• Short problem
Please retype each of the items below with no changes.

Stored items:
= = = =
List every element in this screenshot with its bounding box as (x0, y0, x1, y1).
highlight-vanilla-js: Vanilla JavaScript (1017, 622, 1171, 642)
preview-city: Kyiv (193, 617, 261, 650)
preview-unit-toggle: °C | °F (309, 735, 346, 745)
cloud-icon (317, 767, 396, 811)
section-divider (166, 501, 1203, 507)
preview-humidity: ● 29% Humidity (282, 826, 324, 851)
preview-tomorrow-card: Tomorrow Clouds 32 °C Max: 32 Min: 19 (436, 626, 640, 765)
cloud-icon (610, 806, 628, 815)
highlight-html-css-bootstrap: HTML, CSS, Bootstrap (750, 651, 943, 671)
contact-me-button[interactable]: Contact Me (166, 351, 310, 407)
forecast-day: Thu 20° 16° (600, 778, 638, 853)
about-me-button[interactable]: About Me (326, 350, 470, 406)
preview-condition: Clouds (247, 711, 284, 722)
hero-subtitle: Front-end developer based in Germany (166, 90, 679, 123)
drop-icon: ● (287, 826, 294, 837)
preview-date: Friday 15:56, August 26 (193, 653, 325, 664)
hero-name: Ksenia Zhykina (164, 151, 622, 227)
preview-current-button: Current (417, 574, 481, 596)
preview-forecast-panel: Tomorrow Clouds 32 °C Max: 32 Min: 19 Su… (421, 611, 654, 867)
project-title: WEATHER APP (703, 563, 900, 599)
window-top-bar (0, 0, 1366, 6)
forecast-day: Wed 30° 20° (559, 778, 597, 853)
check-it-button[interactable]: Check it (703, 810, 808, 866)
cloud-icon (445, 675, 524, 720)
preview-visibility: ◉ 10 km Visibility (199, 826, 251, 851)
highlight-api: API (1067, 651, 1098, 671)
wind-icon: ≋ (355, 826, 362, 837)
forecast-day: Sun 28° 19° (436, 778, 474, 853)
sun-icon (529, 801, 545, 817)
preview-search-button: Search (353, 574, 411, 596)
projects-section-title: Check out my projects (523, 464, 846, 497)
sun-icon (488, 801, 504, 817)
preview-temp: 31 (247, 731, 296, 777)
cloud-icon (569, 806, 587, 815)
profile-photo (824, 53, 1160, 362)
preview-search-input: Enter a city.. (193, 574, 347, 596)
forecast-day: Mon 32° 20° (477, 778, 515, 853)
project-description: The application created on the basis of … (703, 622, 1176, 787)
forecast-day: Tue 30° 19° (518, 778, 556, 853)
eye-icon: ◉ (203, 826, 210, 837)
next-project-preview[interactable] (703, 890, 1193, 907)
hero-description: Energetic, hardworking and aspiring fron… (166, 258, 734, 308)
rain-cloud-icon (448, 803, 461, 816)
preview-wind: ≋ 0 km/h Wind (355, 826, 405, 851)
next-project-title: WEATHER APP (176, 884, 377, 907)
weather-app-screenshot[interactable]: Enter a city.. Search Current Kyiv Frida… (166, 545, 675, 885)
= = = =
• Answer to the exercise
List every element in this screenshot with its bounding box as (x0, y0, x1, y1).
highlight-vanilla-js: Vanilla JavaScript (1017, 622, 1171, 642)
preview-city: Kyiv (193, 617, 261, 650)
preview-unit-toggle: °C | °F (309, 735, 346, 745)
cloud-icon (317, 767, 396, 811)
section-divider (166, 501, 1203, 507)
preview-humidity: ● 29% Humidity (282, 826, 324, 851)
preview-tomorrow-card: Tomorrow Clouds 32 °C Max: 32 Min: 19 (436, 626, 640, 765)
cloud-icon (610, 806, 628, 815)
highlight-html-css-bootstrap: HTML, CSS, Bootstrap (750, 651, 943, 671)
contact-me-button[interactable]: Contact Me (166, 351, 310, 407)
forecast-day: Thu 20° 16° (600, 778, 638, 853)
about-me-button[interactable]: About Me (326, 350, 470, 406)
preview-condition: Clouds (247, 711, 284, 722)
hero-subtitle: Front-end developer based in Germany (166, 90, 679, 123)
drop-icon: ● (287, 826, 294, 837)
preview-date: Friday 15:56, August 26 (193, 653, 325, 664)
hero-name: Ksenia Zhykina (164, 151, 622, 227)
preview-current-button: Current (417, 574, 481, 596)
preview-forecast-panel: Tomorrow Clouds 32 °C Max: 32 Min: 19 Su… (421, 611, 654, 867)
project-title: WEATHER APP (703, 563, 900, 599)
window-top-bar (0, 0, 1366, 6)
forecast-day: Wed 30° 20° (559, 778, 597, 853)
check-it-button[interactable]: Check it (703, 810, 808, 866)
cloud-icon (445, 675, 524, 720)
preview-visibility: ◉ 10 km Visibility (199, 826, 251, 851)
highlight-api: API (1067, 651, 1098, 671)
wind-icon: ≋ (355, 826, 362, 837)
forecast-day: Sun 28° 19° (436, 778, 474, 853)
sun-icon (529, 801, 545, 817)
preview-search-button: Search (353, 574, 411, 596)
projects-section-title: Check out my projects (523, 464, 846, 497)
sun-icon (488, 801, 504, 817)
preview-temp: 31 (247, 731, 296, 777)
cloud-icon (569, 806, 587, 815)
profile-photo (824, 53, 1160, 362)
preview-search-input: Enter a city.. (193, 574, 347, 596)
forecast-day: Mon 32° 20° (477, 778, 515, 853)
project-description: The application created on the basis of … (703, 622, 1176, 787)
forecast-day: Tue 30° 19° (518, 778, 556, 853)
eye-icon: ◉ (203, 826, 210, 837)
next-project-preview[interactable] (703, 890, 1193, 907)
hero-description: Energetic, hardworking and aspiring fron… (166, 258, 734, 308)
rain-cloud-icon (448, 803, 461, 816)
preview-wind: ≋ 0 km/h Wind (355, 826, 405, 851)
next-project-title: WEATHER APP (176, 884, 377, 907)
weather-app-screenshot[interactable]: Enter a city.. Search Current Kyiv Frida… (166, 545, 675, 885)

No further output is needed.